**Supplied entries:**
++++++++++++++++++++

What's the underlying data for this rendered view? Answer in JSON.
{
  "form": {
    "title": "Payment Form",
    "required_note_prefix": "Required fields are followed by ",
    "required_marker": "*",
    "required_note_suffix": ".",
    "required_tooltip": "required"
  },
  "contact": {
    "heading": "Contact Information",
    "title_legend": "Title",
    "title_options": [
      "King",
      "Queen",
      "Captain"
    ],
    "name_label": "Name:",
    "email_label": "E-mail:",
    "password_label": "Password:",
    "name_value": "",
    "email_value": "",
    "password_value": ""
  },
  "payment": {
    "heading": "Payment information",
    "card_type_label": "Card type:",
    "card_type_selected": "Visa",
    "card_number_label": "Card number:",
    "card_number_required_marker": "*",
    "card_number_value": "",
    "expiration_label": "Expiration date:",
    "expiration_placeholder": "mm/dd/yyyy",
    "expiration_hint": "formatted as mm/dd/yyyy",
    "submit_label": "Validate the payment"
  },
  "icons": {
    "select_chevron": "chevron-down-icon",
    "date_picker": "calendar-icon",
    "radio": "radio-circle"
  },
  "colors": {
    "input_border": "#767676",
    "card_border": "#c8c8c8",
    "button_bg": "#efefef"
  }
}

++++++++++++++++++++

**Brief:** Extract the whole listing, character for character.

**Task result:**
What's the underlying data for this rendered view? Answer in JSON.
{
  "form": {
    "title": "Payment Form",
    "required_note_prefix": "Required fields are followed by ",
    "required_marker": "*",
    "required_note_suffix": ".",
    "required_tooltip": "required"
  },
  "contact": {
    "heading": "Contact Information",
    "title_legend": "Title",
    "title_options": [
      "King",
      "Queen",
      "Captain"
    ],
    "name_label": "Name:",
    "email_label": "E-mail:",
    "password_label": "Password:",
    "name_value": "",
    "email_value": "",
    "password_value": ""
  },
  "payment": {
    "heading": "Payment information",
    "card_type_label": "Card type:",
    "card_type_selected": "Visa",
    "card_number_label": "Card number:",
    "card_number_required_marker": "*",
    "card_number_value": "",
    "expiration_label": "Expiration date:",
    "expiration_placeholder": "mm/dd/yyyy",
    "expiration_hint": "formatted as mm/dd/yyyy",
    "submit_label": "Validate the payment"
  },
  "icons": {
    "select_chevron": "chevron-down-icon",
    "date_picker": "calendar-icon",
    "radio": "radio-circle"
  },
  "colors": {
    "input_border": "#767676",
    "card_border": "#c8c8c8",
    "button_bg": "#efefef"
  }
}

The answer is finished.